BEGIN Data supplied
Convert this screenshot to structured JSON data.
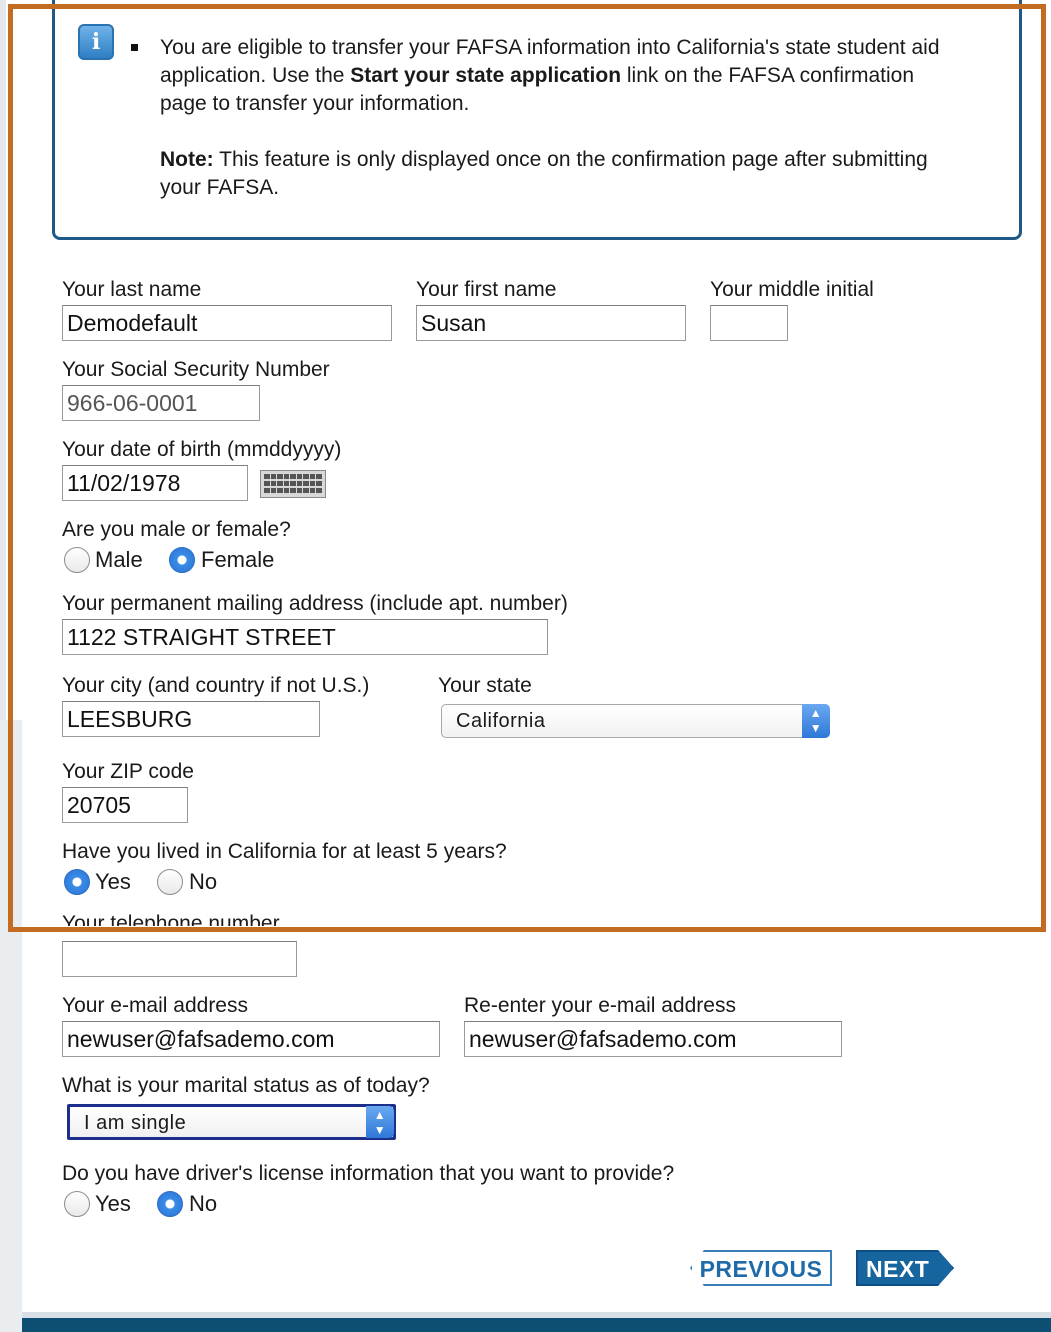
{
  "info": {
    "icon": "info-icon",
    "line1_pre": "You are eligible to transfer your FAFSA information into California's state student aid application. Use the ",
    "line1_bold": "Start your state application",
    "line1_post": " link on the FAFSA confirmation page to transfer your information.",
    "note_label": "Note:",
    "note_text": " This feature is only displayed once on the confirmation page after submitting your FAFSA."
  },
  "form": {
    "last_name": {
      "label": "Your last name",
      "value": "Demodefault"
    },
    "first_name": {
      "label": "Your first name",
      "value": "Susan"
    },
    "middle_initial": {
      "label": "Your middle initial",
      "value": ""
    },
    "ssn": {
      "label": "Your Social Security Number",
      "value": "966-06-0001"
    },
    "dob": {
      "label": "Your date of birth (mmddyyyy)",
      "value": "11/02/1978",
      "icon": "keyboard-icon"
    },
    "gender": {
      "label": "Are you male or female?",
      "options": [
        "Male",
        "Female"
      ],
      "selected": "Female"
    },
    "address": {
      "label": "Your permanent mailing address (include apt. number)",
      "value": "1122 STRAIGHT STREET"
    },
    "city": {
      "label": "Your city (and country if not U.S.)",
      "value": "LEESBURG"
    },
    "state": {
      "label": "Your state",
      "value": "California"
    },
    "zip": {
      "label": "Your ZIP code",
      "value": "20705"
    },
    "lived_5_years": {
      "label": "Have you lived in California for at least 5 years?",
      "options": [
        "Yes",
        "No"
      ],
      "selected": "Yes"
    },
    "telephone": {
      "label": "Your telephone number",
      "value": ""
    },
    "email": {
      "label": "Your e-mail address",
      "value": "newuser@fafsademo.com"
    },
    "email_confirm": {
      "label": "Re-enter your e-mail address",
      "value": "newuser@fafsademo.com"
    },
    "marital_status": {
      "label": "What is your marital status as of today?",
      "value": "I am single"
    },
    "drivers_license": {
      "label": "Do you have driver's license information that you want to provide?",
      "options": [
        "Yes",
        "No"
      ],
      "selected": "No"
    }
  },
  "nav": {
    "previous": "PREVIOUS",
    "next": "NEXT"
  },
  "colors": {
    "highlight": "#c36b21",
    "brand": "#17659f",
    "radio_selected": "#2a74d4"
  }
}
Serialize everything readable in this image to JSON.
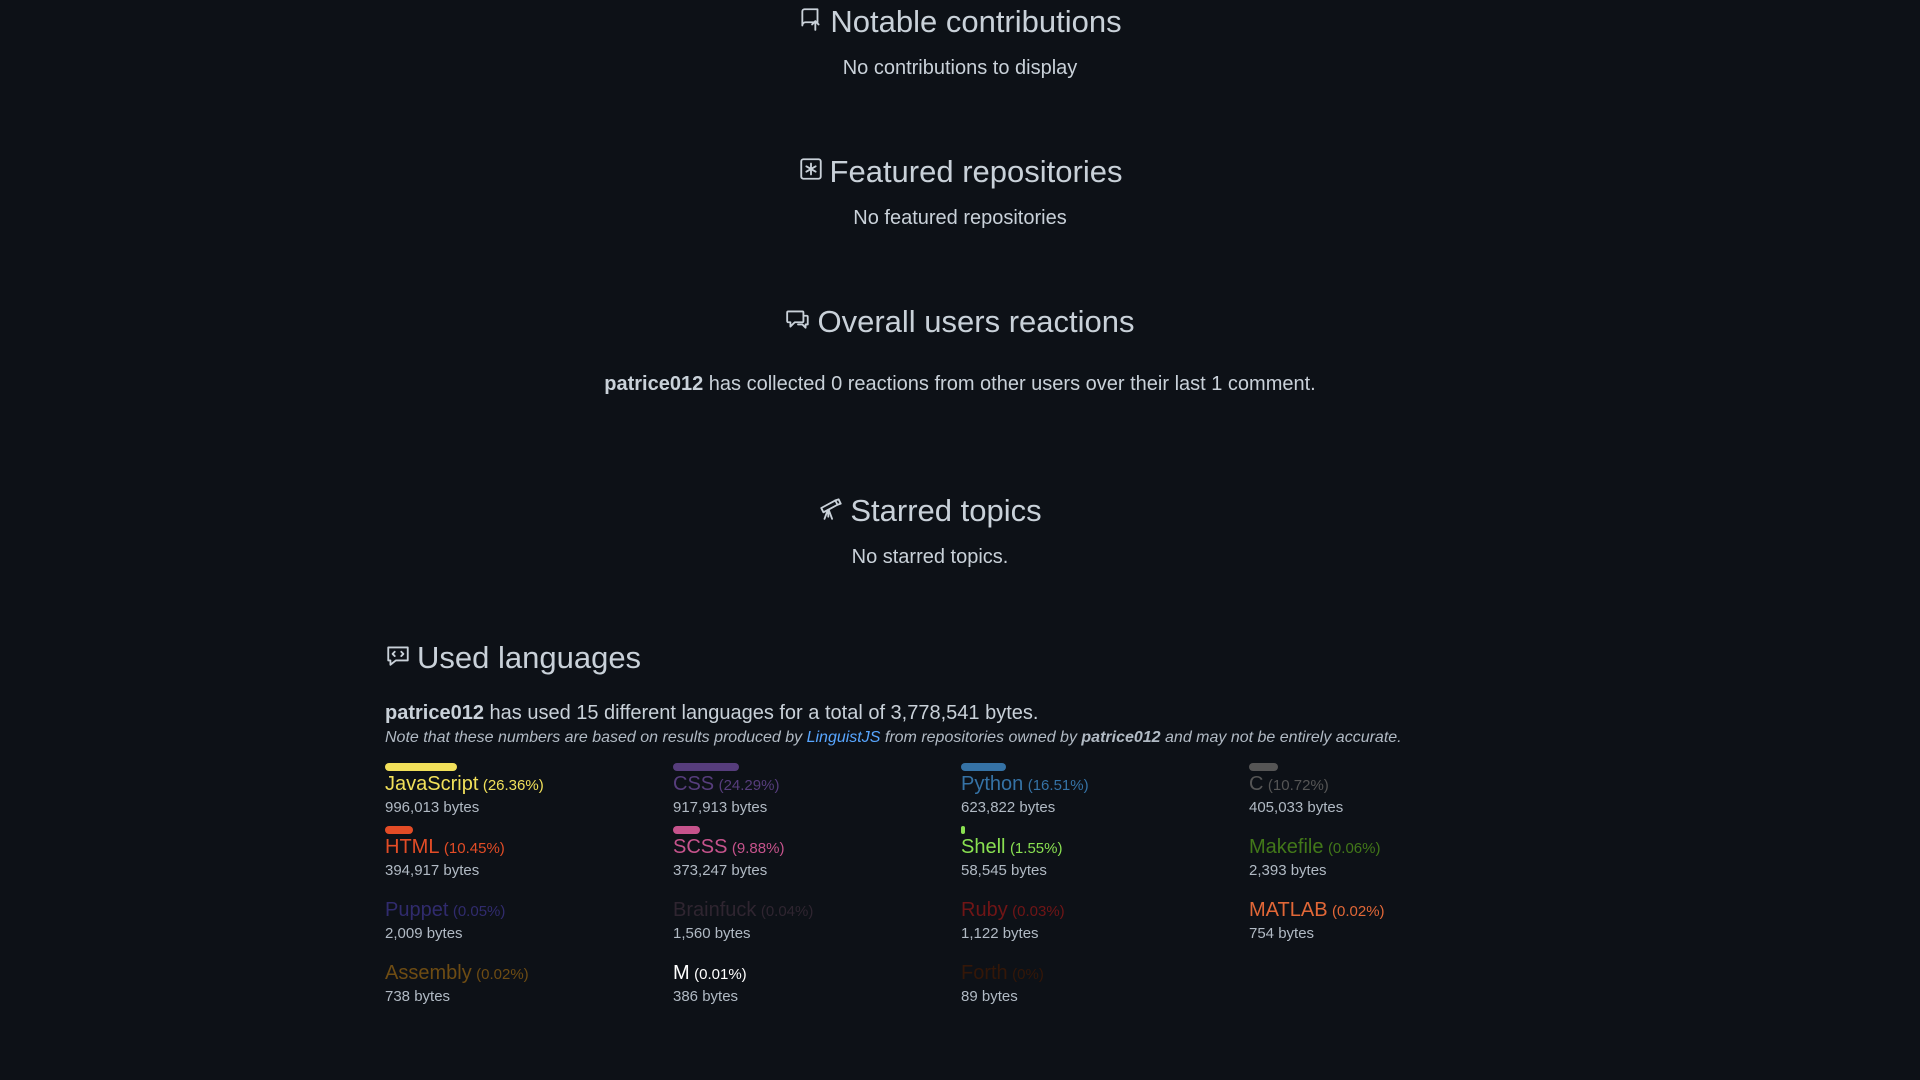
{
  "notable": {
    "title": "Notable contributions",
    "text": "No contributions to display"
  },
  "featured": {
    "title": "Featured repositories",
    "text": "No featured repositories"
  },
  "reactions": {
    "title": "Overall users reactions",
    "user": "patrice012",
    "text": " has collected 0 reactions from other users over their last 1 comment."
  },
  "starred": {
    "title": "Starred topics",
    "text": "No starred topics."
  },
  "languages": {
    "title": "Used languages",
    "user": "patrice012",
    "summary": " has used 15 different languages for a total of 3,778,541 bytes.",
    "note_prefix": "Note that these numbers are based on results produced by ",
    "note_link": "LinguistJS",
    "note_middle": " from repositories owned by ",
    "note_user": "patrice012",
    "note_suffix": " and may not be entirely accurate.",
    "items": [
      {
        "name": "JavaScript",
        "pct": "(26.36%)",
        "bytes": "996,013 bytes",
        "color": "#f1e05a",
        "bar": 0.2636
      },
      {
        "name": "CSS",
        "pct": "(24.29%)",
        "bytes": "917,913 bytes",
        "color": "#563d7c",
        "bar": 0.2429
      },
      {
        "name": "Python",
        "pct": "(16.51%)",
        "bytes": "623,822 bytes",
        "color": "#3572a5",
        "bar": 0.1651
      },
      {
        "name": "C",
        "pct": "(10.72%)",
        "bytes": "405,033 bytes",
        "color": "#555555",
        "bar": 0.1072
      },
      {
        "name": "HTML",
        "pct": "(10.45%)",
        "bytes": "394,917 bytes",
        "color": "#e34c26",
        "bar": 0.1045
      },
      {
        "name": "SCSS",
        "pct": "(9.88%)",
        "bytes": "373,247 bytes",
        "color": "#c6538c",
        "bar": 0.0988
      },
      {
        "name": "Shell",
        "pct": "(1.55%)",
        "bytes": "58,545 bytes",
        "color": "#89e051",
        "bar": 0.0155
      },
      {
        "name": "Makefile",
        "pct": "(0.06%)",
        "bytes": "2,393 bytes",
        "color": "#427819",
        "bar": 0.0006
      },
      {
        "name": "Puppet",
        "pct": "(0.05%)",
        "bytes": "2,009 bytes",
        "color": "#302b6d",
        "bar": 0.0005
      },
      {
        "name": "Brainfuck",
        "pct": "(0.04%)",
        "bytes": "1,560 bytes",
        "color": "#2f2530",
        "bar": 0.0004
      },
      {
        "name": "Ruby",
        "pct": "(0.03%)",
        "bytes": "1,122 bytes",
        "color": "#701516",
        "bar": 0.0003
      },
      {
        "name": "MATLAB",
        "pct": "(0.02%)",
        "bytes": "754 bytes",
        "color": "#e16737",
        "bar": 0.0002
      },
      {
        "name": "Assembly",
        "pct": "(0.02%)",
        "bytes": "738 bytes",
        "color": "#6e4c13",
        "bar": 0.0002
      },
      {
        "name": "M",
        "pct": "(0.01%)",
        "bytes": "386 bytes",
        "color": "#ffffff",
        "bar": 0.0001
      },
      {
        "name": "Forth",
        "pct": "(0%)",
        "bytes": "89 bytes",
        "color": "#341708",
        "bar": 0
      }
    ]
  }
}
END Data supplied
Stated task: Using the records above, output their complete text exactly, minus any images.

Solution to the exercise:
Convert this screenshot to structured JSON data.
{
  "info": {
    "icon": "info-icon",
    "line1_pre": "You are eligible to transfer your FAFSA information into California's state student aid application. Use the ",
    "line1_bold": "Start your state application",
    "line1_post": " link on the FAFSA confirmation page to transfer your information.",
    "note_label": "Note:",
    "note_text": " This feature is only displayed once on the confirmation page after submitting your FAFSA."
  },
  "form": {
    "last_name": {
      "label": "Your last name",
      "value": "Demodefault"
    },
    "first_name": {
      "label": "Your first name",
      "value": "Susan"
    },
    "middle_initial": {
      "label": "Your middle initial",
      "value": ""
    },
    "ssn": {
      "label": "Your Social Security Number",
      "value": "966-06-0001"
    },
    "dob": {
      "label": "Your date of birth (mmddyyyy)",
      "value": "11/02/1978",
      "icon": "keyboard-icon"
    },
    "gender": {
      "label": "Are you male or female?",
      "options": [
        "Male",
        "Female"
      ],
      "selected": "Female"
    },
    "address": {
      "label": "Your permanent mailing address (include apt. number)",
      "value": "1122 STRAIGHT STREET"
    },
    "city": {
      "label": "Your city (and country if not U.S.)",
      "value": "LEESBURG"
    },
    "state": {
      "label": "Your state",
      "value": "California"
    },
    "zip": {
      "label": "Your ZIP code",
      "value": "20705"
    },
    "lived_5_years": {
      "label": "Have you lived in California for at least 5 years?",
      "options": [
        "Yes",
        "No"
      ],
      "selected": "Yes"
    },
    "telephone": {
      "label": "Your telephone number",
      "value": ""
    },
    "email": {
      "label": "Your e-mail address",
      "value": "newuser@fafsademo.com"
    },
    "email_confirm": {
      "label": "Re-enter your e-mail address",
      "value": "newuser@fafsademo.com"
    },
    "marital_status": {
      "label": "What is your marital status as of today?",
      "value": "I am single"
    },
    "drivers_license": {
      "label": "Do you have driver's license information that you want to provide?",
      "options": [
        "Yes",
        "No"
      ],
      "selected": "No"
    }
  },
  "nav": {
    "previous": "PREVIOUS",
    "next": "NEXT"
  },
  "colors": {
    "highlight": "#c36b21",
    "brand": "#17659f",
    "radio_selected": "#2a74d4"
  }
}
Serialize everything readable in this image to JSON.
{
  "notable": {
    "title": "Notable contributions",
    "text": "No contributions to display"
  },
  "featured": {
    "title": "Featured repositories",
    "text": "No featured repositories"
  },
  "reactions": {
    "title": "Overall users reactions",
    "user": "patrice012",
    "text": " has collected 0 reactions from other users over their last 1 comment."
  },
  "starred": {
    "title": "Starred topics",
    "text": "No starred topics."
  },
  "languages": {
    "title": "Used languages",
    "user": "patrice012",
    "summary": " has used 15 different languages for a total of 3,778,541 bytes.",
    "note_prefix": "Note that these numbers are based on results produced by ",
    "note_link": "LinguistJS",
    "note_middle": " from repositories owned by ",
    "note_user": "patrice012",
    "note_suffix": " and may not be entirely accurate.",
    "items": [
      {
        "name": "JavaScript",
        "pct": "(26.36%)",
        "bytes": "996,013 bytes",
        "color": "#f1e05a",
        "bar": 0.2636
      },
      {
        "name": "CSS",
        "pct": "(24.29%)",
        "bytes": "917,913 bytes",
        "color": "#563d7c",
        "bar": 0.2429
      },
      {
        "name": "Python",
        "pct": "(16.51%)",
        "bytes": "623,822 bytes",
        "color": "#3572a5",
        "bar": 0.1651
      },
      {
        "name": "C",
        "pct": "(10.72%)",
        "bytes": "405,033 bytes",
        "color": "#555555",
        "bar": 0.1072
      },
      {
        "name": "HTML",
        "pct": "(10.45%)",
        "bytes": "394,917 bytes",
        "color": "#e34c26",
        "bar": 0.1045
      },
      {
        "name": "SCSS",
        "pct": "(9.88%)",
        "bytes": "373,247 bytes",
        "color": "#c6538c",
        "bar": 0.0988
      },
      {
        "name": "Shell",
        "pct": "(1.55%)",
        "bytes": "58,545 bytes",
        "color": "#89e051",
        "bar": 0.0155
      },
      {
        "name": "Makefile",
        "pct": "(0.06%)",
        "bytes": "2,393 bytes",
        "color": "#427819",
        "bar": 0.0006
      },
      {
        "name": "Puppet",
        "pct": "(0.05%)",
        "bytes": "2,009 bytes",
        "color": "#302b6d",
        "bar": 0.0005
      },
      {
        "name": "Brainfuck",
        "pct": "(0.04%)",
        "bytes": "1,560 bytes",
        "color": "#2f2530",
        "bar": 0.0004
      },
      {
        "name": "Ruby",
        "pct": "(0.03%)",
        "bytes": "1,122 bytes",
        "color": "#701516",
        "bar": 0.0003
      },
      {
        "name": "MATLAB",
        "pct": "(0.02%)",
        "bytes": "754 bytes",
        "color": "#e16737",
        "bar": 0.0002
      },
      {
        "name": "Assembly",
        "pct": "(0.02%)",
        "bytes": "738 bytes",
        "color": "#6e4c13",
        "bar": 0.0002
      },
      {
        "name": "M",
        "pct": "(0.01%)",
        "bytes": "386 bytes",
        "color": "#ffffff",
        "bar": 0.0001
      },
      {
        "name": "Forth",
        "pct": "(0%)",
        "bytes": "89 bytes",
        "color": "#341708",
        "bar": 0
      }
    ]
  }
}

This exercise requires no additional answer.